### What needs to be done
Every line that contains the word "necessary" should be copied out.

[Extracted data entries]
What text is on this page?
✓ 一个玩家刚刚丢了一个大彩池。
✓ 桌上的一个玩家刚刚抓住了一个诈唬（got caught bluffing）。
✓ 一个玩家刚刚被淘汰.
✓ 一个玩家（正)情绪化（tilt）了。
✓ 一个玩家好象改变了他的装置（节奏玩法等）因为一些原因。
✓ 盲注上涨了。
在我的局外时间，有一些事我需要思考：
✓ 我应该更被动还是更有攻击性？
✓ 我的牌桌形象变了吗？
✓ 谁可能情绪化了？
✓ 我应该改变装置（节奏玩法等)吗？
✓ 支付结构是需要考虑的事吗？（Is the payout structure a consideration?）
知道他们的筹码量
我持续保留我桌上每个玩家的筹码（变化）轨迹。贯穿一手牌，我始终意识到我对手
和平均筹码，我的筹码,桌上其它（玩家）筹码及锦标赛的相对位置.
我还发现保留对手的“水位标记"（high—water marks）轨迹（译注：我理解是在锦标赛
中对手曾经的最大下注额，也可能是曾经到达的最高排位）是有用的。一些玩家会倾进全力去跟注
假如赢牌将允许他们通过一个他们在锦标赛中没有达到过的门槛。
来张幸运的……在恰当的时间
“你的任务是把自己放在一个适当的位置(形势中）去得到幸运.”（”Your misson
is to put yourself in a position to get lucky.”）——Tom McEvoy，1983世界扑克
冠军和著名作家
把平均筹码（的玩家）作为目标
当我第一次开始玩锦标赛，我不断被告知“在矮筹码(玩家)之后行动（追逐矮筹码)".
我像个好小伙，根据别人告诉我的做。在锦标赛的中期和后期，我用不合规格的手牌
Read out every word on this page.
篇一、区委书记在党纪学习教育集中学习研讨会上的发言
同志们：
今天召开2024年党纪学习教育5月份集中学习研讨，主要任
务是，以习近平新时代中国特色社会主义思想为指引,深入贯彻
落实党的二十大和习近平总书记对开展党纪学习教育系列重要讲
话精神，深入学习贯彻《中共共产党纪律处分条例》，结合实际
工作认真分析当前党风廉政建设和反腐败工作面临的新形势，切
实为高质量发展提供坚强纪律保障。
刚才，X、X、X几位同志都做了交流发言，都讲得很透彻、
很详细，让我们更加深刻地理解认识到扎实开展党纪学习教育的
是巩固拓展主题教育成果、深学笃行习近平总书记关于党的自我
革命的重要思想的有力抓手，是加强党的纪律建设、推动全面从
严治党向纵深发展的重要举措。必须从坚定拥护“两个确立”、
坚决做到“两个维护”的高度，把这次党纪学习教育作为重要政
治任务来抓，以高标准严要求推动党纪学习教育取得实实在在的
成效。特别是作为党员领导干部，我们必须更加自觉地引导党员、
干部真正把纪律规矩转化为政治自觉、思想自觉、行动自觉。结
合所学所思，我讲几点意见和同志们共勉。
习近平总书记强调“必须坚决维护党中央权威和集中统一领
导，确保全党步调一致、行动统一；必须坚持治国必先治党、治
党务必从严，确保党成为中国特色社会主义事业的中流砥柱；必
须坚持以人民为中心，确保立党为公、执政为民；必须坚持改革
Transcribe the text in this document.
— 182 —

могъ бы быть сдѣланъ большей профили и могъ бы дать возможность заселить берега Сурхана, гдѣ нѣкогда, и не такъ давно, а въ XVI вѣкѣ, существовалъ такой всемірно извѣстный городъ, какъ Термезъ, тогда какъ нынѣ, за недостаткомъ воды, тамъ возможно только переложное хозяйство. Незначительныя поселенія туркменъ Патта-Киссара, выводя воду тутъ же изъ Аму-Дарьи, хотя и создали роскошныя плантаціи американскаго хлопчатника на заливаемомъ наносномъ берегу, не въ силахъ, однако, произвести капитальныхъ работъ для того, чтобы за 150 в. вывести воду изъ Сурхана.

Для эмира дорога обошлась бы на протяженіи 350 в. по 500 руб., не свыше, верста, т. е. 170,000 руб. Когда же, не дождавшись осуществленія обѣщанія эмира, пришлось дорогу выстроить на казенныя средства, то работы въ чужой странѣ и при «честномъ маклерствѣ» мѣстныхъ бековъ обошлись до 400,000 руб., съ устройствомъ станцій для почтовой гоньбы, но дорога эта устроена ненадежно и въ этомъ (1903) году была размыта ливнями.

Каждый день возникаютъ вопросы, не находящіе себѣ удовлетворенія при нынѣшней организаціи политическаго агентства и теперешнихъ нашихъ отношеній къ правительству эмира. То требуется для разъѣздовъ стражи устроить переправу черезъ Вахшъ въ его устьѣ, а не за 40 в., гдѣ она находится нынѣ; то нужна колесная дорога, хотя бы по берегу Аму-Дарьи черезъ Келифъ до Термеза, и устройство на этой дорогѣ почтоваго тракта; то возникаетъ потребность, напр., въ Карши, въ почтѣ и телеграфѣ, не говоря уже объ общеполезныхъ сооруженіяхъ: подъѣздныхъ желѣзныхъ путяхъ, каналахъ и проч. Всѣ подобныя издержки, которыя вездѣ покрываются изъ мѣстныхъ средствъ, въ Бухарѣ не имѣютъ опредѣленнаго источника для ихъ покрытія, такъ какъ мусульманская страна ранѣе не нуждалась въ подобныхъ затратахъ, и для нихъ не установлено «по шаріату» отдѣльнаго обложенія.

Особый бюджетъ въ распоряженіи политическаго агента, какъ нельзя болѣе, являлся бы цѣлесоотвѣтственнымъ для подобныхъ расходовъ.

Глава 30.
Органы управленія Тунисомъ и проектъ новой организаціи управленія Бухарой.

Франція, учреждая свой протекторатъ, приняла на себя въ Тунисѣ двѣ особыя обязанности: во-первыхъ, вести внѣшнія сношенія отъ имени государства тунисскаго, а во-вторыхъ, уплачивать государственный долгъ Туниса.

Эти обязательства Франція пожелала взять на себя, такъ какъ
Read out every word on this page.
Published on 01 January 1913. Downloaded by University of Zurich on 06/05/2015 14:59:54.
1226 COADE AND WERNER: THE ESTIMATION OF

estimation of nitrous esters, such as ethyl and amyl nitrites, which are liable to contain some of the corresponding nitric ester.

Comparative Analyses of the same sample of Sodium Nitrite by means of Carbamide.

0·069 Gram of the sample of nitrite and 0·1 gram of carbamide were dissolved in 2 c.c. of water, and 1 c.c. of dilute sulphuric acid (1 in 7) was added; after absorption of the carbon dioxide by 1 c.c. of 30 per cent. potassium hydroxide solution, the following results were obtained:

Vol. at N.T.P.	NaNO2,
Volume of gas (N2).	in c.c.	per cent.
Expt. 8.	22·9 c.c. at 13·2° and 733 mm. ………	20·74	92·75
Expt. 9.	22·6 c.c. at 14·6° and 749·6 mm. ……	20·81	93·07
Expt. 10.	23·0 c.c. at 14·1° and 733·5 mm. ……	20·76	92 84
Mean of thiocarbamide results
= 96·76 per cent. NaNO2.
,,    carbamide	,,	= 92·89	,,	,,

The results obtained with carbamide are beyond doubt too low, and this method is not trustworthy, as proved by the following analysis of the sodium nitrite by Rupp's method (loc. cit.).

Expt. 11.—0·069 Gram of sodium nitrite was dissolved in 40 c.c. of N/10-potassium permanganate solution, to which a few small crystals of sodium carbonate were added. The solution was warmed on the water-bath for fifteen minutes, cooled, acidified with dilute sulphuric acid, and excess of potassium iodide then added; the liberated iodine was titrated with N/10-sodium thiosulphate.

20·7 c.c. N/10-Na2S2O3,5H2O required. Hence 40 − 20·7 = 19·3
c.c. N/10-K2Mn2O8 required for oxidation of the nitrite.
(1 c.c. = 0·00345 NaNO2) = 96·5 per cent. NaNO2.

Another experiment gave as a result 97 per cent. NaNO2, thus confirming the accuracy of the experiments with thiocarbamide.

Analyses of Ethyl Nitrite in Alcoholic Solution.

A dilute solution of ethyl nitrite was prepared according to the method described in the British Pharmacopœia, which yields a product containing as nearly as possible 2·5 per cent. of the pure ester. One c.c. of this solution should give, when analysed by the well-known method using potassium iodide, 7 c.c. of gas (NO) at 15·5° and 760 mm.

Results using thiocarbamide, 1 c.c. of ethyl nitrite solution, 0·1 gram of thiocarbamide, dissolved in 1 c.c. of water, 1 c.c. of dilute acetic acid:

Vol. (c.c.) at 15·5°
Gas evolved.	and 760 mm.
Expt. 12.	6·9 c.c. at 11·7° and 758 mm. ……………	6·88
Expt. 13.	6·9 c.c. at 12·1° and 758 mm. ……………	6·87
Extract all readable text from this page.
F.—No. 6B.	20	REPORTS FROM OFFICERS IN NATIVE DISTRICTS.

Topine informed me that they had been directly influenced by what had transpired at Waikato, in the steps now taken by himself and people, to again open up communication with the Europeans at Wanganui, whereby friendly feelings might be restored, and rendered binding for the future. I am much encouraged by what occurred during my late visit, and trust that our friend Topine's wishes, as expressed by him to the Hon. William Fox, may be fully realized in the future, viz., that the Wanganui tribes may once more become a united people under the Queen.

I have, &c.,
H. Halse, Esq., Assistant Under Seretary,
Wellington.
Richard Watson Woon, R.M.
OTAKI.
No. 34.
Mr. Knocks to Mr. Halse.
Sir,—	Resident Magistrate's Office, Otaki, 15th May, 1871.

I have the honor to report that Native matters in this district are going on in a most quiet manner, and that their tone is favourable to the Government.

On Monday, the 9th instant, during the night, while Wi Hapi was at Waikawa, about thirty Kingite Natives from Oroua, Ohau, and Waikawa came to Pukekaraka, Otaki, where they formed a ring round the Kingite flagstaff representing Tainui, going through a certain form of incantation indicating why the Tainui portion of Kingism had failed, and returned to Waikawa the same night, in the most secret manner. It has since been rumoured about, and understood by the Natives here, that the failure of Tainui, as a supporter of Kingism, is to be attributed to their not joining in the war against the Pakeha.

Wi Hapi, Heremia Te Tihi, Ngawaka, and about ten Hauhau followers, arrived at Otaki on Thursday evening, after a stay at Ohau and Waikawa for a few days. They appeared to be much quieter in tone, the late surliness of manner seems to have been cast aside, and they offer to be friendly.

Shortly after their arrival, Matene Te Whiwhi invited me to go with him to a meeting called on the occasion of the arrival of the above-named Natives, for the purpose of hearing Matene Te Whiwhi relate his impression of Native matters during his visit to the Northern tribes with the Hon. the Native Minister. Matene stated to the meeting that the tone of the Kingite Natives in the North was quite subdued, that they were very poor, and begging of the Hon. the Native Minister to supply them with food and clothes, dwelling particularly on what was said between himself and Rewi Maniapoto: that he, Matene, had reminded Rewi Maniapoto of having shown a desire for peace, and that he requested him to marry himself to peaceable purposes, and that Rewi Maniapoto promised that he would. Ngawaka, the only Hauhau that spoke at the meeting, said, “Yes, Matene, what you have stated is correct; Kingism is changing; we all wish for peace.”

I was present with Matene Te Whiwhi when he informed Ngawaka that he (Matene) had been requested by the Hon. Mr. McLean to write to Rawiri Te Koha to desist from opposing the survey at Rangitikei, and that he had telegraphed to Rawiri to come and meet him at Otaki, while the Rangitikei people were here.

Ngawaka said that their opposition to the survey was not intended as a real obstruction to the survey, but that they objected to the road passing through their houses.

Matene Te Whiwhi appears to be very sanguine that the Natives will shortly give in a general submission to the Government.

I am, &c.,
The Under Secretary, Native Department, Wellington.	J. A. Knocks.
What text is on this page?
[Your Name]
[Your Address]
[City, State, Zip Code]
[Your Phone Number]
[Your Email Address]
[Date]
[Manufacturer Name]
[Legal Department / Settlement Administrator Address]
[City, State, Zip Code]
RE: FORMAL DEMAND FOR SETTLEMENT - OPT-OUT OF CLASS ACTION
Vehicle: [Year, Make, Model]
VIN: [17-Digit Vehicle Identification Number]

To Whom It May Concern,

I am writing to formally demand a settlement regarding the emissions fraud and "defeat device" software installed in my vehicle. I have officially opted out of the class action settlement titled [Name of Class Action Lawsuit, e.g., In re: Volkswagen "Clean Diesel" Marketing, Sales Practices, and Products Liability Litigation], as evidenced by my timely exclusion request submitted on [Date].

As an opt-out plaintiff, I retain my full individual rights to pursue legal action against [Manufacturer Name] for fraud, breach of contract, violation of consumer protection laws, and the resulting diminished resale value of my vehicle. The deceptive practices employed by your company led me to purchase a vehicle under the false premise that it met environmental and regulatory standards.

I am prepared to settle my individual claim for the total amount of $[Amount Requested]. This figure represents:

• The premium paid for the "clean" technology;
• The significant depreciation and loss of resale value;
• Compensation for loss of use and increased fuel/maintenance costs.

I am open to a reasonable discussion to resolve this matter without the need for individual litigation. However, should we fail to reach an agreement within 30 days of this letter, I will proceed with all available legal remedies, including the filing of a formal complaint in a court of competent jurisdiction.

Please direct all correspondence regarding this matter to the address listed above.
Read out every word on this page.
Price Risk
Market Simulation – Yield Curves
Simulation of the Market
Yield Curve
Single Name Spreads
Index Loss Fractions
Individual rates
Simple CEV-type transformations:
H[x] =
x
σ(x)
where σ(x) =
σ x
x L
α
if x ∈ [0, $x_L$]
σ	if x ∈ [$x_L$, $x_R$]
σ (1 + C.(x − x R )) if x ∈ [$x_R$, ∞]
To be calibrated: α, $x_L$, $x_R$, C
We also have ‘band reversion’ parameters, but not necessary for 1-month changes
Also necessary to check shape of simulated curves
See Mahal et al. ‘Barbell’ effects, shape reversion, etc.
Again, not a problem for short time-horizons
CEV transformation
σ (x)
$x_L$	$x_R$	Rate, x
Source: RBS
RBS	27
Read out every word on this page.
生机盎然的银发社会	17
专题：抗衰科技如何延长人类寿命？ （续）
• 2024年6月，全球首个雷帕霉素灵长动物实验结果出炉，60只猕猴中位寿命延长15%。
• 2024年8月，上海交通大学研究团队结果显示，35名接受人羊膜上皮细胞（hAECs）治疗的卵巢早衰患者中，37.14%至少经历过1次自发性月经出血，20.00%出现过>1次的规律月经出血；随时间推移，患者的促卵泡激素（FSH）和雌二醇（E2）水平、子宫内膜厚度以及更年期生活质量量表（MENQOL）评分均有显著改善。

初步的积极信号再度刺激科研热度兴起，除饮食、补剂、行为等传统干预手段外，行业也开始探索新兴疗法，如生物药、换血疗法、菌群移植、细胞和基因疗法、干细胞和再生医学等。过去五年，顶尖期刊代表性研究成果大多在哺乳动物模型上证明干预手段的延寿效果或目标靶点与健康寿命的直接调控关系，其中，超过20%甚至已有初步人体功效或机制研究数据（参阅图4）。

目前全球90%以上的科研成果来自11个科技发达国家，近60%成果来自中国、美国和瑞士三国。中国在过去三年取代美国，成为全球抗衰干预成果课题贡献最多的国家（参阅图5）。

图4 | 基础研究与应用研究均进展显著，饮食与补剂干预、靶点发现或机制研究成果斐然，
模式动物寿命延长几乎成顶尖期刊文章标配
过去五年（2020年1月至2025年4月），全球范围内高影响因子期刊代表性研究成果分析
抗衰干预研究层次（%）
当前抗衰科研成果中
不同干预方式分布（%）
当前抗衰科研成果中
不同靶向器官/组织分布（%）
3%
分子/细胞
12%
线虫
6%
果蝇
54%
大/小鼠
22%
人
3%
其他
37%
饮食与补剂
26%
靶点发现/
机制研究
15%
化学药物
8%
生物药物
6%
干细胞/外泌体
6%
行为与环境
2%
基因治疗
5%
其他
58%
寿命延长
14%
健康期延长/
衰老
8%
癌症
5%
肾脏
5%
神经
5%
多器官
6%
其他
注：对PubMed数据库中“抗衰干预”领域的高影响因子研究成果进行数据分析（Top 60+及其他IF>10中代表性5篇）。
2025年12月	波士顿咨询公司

### Task response
We also have ‘band reversion’ parameters, but not necessary for 1-month changes
Also necessary to check shape of simulated curves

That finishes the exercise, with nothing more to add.